* Begin DATASET ROWS *
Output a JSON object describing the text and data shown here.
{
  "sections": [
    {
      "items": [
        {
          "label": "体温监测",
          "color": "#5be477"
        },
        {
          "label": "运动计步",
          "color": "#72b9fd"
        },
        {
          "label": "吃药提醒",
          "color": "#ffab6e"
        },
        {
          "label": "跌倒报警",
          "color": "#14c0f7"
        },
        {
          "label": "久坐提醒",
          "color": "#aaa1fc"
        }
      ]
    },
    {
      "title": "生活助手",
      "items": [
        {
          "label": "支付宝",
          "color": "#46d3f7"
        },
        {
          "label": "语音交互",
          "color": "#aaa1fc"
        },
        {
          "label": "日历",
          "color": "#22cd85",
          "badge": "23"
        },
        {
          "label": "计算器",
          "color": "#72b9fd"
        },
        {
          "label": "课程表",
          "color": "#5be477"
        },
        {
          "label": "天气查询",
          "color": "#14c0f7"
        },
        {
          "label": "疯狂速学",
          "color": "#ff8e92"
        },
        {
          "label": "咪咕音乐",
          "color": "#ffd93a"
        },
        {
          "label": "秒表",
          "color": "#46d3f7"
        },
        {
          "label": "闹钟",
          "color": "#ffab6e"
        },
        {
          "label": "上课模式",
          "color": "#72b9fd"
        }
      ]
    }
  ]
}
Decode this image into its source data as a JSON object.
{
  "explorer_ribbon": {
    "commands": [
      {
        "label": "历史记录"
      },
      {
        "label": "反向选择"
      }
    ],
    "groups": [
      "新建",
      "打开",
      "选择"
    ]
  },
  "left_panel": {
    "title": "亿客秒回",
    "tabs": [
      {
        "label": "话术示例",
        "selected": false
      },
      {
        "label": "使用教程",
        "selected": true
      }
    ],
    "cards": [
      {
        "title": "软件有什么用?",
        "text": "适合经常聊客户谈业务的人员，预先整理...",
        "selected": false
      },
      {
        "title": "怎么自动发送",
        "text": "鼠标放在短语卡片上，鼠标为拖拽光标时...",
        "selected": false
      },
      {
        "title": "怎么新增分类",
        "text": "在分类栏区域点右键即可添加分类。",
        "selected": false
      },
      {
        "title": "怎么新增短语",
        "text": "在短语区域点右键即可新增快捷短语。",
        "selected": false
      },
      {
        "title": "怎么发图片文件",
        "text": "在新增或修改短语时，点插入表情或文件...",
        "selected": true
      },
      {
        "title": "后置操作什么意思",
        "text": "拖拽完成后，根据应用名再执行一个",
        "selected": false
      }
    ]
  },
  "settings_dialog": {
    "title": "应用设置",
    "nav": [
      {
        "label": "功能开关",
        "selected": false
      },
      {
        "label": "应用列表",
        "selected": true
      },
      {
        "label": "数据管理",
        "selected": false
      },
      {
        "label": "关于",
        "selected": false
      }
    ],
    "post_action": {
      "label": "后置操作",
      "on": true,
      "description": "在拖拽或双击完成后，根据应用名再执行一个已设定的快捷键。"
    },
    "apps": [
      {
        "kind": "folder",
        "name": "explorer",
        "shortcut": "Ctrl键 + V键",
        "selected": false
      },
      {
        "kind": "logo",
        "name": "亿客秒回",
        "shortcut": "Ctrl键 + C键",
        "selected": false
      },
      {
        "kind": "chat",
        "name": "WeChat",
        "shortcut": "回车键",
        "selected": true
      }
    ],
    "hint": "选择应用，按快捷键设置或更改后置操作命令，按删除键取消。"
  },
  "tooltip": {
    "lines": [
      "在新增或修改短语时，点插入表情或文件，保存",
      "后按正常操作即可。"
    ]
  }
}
* End DATASET ROWS *
Faithfully copy every entry, leaving nothing out.

Output a JSON object describing the text and data shown here.
{
  "sections": [
    {
      "items": [
        {
          "label": "体温监测",
          "color": "#5be477"
        },
        {
          "label": "运动计步",
          "color": "#72b9fd"
        },
        {
          "label": "吃药提醒",
          "color": "#ffab6e"
        },
        {
          "label": "跌倒报警",
          "color": "#14c0f7"
        },
        {
          "label": "久坐提醒",
          "color": "#aaa1fc"
        }
      ]
    },
    {
      "title": "生活助手",
      "items": [
        {
          "label": "支付宝",
          "color": "#46d3f7"
        },
        {
          "label": "语音交互",
          "color": "#aaa1fc"
        },
        {
          "label": "日历",
          "color": "#22cd85",
          "badge": "23"
        },
        {
          "label": "计算器",
          "color": "#72b9fd"
        },
        {
          "label": "课程表",
          "color": "#5be477"
        },
        {
          "label": "天气查询",
          "color": "#14c0f7"
        },
        {
          "label": "疯狂速学",
          "color": "#ff8e92"
        },
        {
          "label": "咪咕音乐",
          "color": "#ffd93a"
        },
        {
          "label": "秒表",
          "color": "#46d3f7"
        },
        {
          "label": "闹钟",
          "color": "#ffab6e"
        },
        {
          "label": "上课模式",
          "color": "#72b9fd"
        }
      ]
    }
  ]
}
Decode this image into its source data as a JSON object.
{
  "explorer_ribbon": {
    "commands": [
      {
        "label": "历史记录"
      },
      {
        "label": "反向选择"
      }
    ],
    "groups": [
      "新建",
      "打开",
      "选择"
    ]
  },
  "left_panel": {
    "title": "亿客秒回",
    "tabs": [
      {
        "label": "话术示例",
        "selected": false
      },
      {
        "label": "使用教程",
        "selected": true
      }
    ],
    "cards": [
      {
        "title": "软件有什么用?",
        "text": "适合经常聊客户谈业务的人员，预先整理...",
        "selected": false
      },
      {
        "title": "怎么自动发送",
        "text": "鼠标放在短语卡片上，鼠标为拖拽光标时...",
        "selected": false
      },
      {
        "title": "怎么新增分类",
        "text": "在分类栏区域点右键即可添加分类。",
        "selected": false
      },
      {
        "title": "怎么新增短语",
        "text": "在短语区域点右键即可新增快捷短语。",
        "selected": false
      },
      {
        "title": "怎么发图片文件",
        "text": "在新增或修改短语时，点插入表情或文件...",
        "selected": true
      },
      {
        "title": "后置操作什么意思",
        "text": "拖拽完成后，根据应用名再执行一个",
        "selected": false
      }
    ]
  },
  "settings_dialog": {
    "title": "应用设置",
    "nav": [
      {
        "label": "功能开关",
        "selected": false
      },
      {
        "label": "应用列表",
        "selected": true
      },
      {
        "label": "数据管理",
        "selected": false
      },
      {
        "label": "关于",
        "selected": false
      }
    ],
    "post_action": {
      "label": "后置操作",
      "on": true,
      "description": "在拖拽或双击完成后，根据应用名再执行一个已设定的快捷键。"
    },
    "apps": [
      {
        "kind": "folder",
        "name": "explorer",
        "shortcut": "Ctrl键 + V键",
        "selected": false
      },
      {
        "kind": "logo",
        "name": "亿客秒回",
        "shortcut": "Ctrl键 + C键",
        "selected": false
      },
      {
        "kind": "chat",
        "name": "WeChat",
        "shortcut": "回车键",
        "selected": true
      }
    ],
    "hint": "选择应用，按快捷键设置或更改后置操作命令，按删除键取消。"
  },
  "tooltip": {
    "lines": [
      "在新增或修改短语时，点插入表情或文件，保存",
      "后按正常操作即可。"
    ]
  }
}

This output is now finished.